**Task brief**
Repeat the full listing below verbatim and keep the images out.

── Raw records

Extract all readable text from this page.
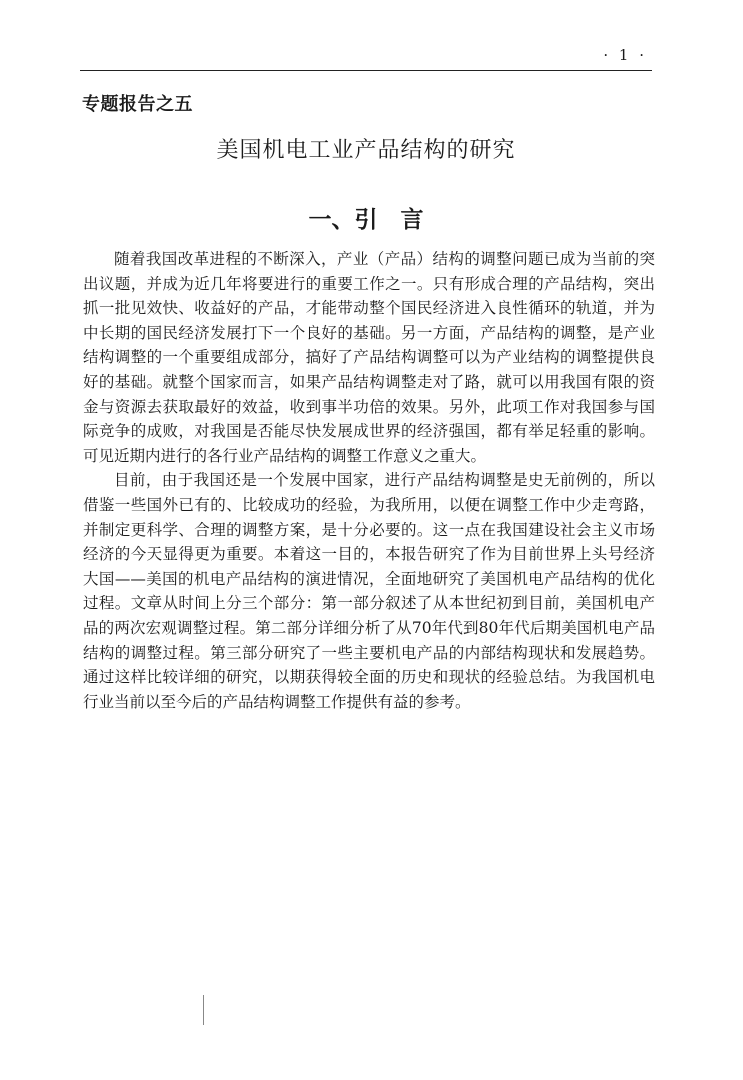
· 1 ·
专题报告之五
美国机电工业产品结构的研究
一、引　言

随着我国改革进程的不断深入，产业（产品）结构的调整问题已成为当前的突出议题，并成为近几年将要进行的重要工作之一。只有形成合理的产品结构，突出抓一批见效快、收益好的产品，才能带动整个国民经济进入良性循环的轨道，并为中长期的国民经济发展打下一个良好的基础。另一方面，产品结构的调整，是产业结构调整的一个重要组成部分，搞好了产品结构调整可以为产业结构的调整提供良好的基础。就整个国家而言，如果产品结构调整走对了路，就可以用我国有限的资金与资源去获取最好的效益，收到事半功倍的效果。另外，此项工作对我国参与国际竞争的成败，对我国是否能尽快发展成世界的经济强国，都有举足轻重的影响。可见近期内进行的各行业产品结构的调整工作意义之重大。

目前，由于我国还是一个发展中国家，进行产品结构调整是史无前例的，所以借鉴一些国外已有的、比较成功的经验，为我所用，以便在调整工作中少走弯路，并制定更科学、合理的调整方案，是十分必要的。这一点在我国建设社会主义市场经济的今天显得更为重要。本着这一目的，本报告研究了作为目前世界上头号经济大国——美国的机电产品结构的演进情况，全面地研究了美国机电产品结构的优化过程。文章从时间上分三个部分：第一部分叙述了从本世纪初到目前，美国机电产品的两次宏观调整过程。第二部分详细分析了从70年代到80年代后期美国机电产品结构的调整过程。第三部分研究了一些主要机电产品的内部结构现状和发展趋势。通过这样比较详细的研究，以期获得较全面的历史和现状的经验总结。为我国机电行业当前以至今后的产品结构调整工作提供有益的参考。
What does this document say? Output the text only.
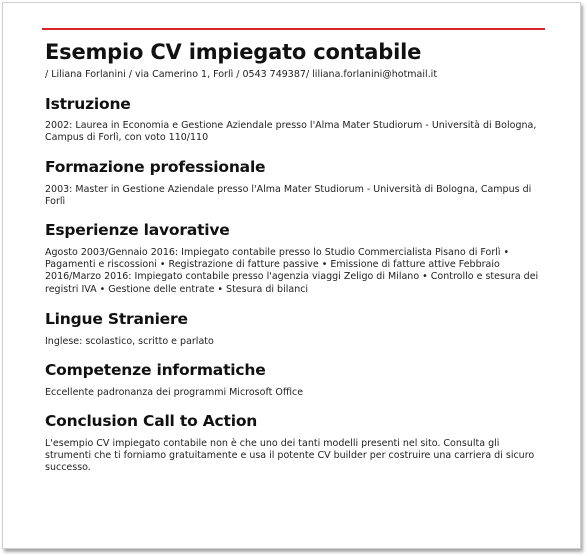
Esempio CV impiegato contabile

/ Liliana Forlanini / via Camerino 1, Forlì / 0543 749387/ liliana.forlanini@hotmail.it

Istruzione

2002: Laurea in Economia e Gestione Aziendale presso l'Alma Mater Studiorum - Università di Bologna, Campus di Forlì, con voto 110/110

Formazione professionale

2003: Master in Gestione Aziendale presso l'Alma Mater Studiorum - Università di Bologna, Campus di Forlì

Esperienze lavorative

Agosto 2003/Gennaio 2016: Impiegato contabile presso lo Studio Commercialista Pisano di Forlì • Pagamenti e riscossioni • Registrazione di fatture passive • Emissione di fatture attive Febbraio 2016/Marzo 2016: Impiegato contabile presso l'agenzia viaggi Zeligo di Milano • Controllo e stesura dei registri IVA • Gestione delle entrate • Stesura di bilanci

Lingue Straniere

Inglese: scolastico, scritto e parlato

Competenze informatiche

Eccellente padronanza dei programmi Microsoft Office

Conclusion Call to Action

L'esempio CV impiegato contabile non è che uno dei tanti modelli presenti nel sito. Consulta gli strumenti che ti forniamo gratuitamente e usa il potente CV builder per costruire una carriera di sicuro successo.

────

**Task answer**
Extract all readable text from this page.
· 1 ·
专题报告之五
美国机电工业产品结构的研究
一、引　言

随着我国改革进程的不断深入，产业（产品）结构的调整问题已成为当前的突出议题，并成为近几年将要进行的重要工作之一。只有形成合理的产品结构，突出抓一批见效快、收益好的产品，才能带动整个国民经济进入良性循环的轨道，并为中长期的国民经济发展打下一个良好的基础。另一方面，产品结构的调整，是产业结构调整的一个重要组成部分，搞好了产品结构调整可以为产业结构的调整提供良好的基础。就整个国家而言，如果产品结构调整走对了路，就可以用我国有限的资金与资源去获取最好的效益，收到事半功倍的效果。另外，此项工作对我国参与国际竞争的成败，对我国是否能尽快发展成世界的经济强国，都有举足轻重的影响。可见近期内进行的各行业产品结构的调整工作意义之重大。

目前，由于我国还是一个发展中国家，进行产品结构调整是史无前例的，所以借鉴一些国外已有的、比较成功的经验，为我所用，以便在调整工作中少走弯路，并制定更科学、合理的调整方案，是十分必要的。这一点在我国建设社会主义市场经济的今天显得更为重要。本着这一目的，本报告研究了作为目前世界上头号经济大国——美国的机电产品结构的演进情况，全面地研究了美国机电产品结构的优化过程。文章从时间上分三个部分：第一部分叙述了从本世纪初到目前，美国机电产品的两次宏观调整过程。第二部分详细分析了从70年代到80年代后期美国机电产品结构的调整过程。第三部分研究了一些主要机电产品的内部结构现状和发展趋势。通过这样比较详细的研究，以期获得较全面的历史和现状的经验总结。为我国机电行业当前以至今后的产品结构调整工作提供有益的参考。
What does this document say? Output the text only.
Esempio CV impiegato contabile

/ Liliana Forlanini / via Camerino 1, Forlì / 0543 749387/ liliana.forlanini@hotmail.it

Istruzione

2002: Laurea in Economia e Gestione Aziendale presso l'Alma Mater Studiorum - Università di Bologna, Campus di Forlì, con voto 110/110

Formazione professionale

2003: Master in Gestione Aziendale presso l'Alma Mater Studiorum - Università di Bologna, Campus di Forlì

Esperienze lavorative

Agosto 2003/Gennaio 2016: Impiegato contabile presso lo Studio Commercialista Pisano di Forlì • Pagamenti e riscossioni • Registrazione di fatture passive • Emissione di fatture attive Febbraio 2016/Marzo 2016: Impiegato contabile presso l'agenzia viaggi Zeligo di Milano • Controllo e stesura dei registri IVA • Gestione delle entrate • Stesura di bilanci

Lingue Straniere

Inglese: scolastico, scritto e parlato

Competenze informatiche

Eccellente padronanza dei programmi Microsoft Office

Conclusion Call to Action

L'esempio CV impiegato contabile non è che uno dei tanti modelli presenti nel sito. Consulta gli strumenti che ti forniamo gratuitamente e usa il potente CV builder per costruire una carriera di sicuro successo.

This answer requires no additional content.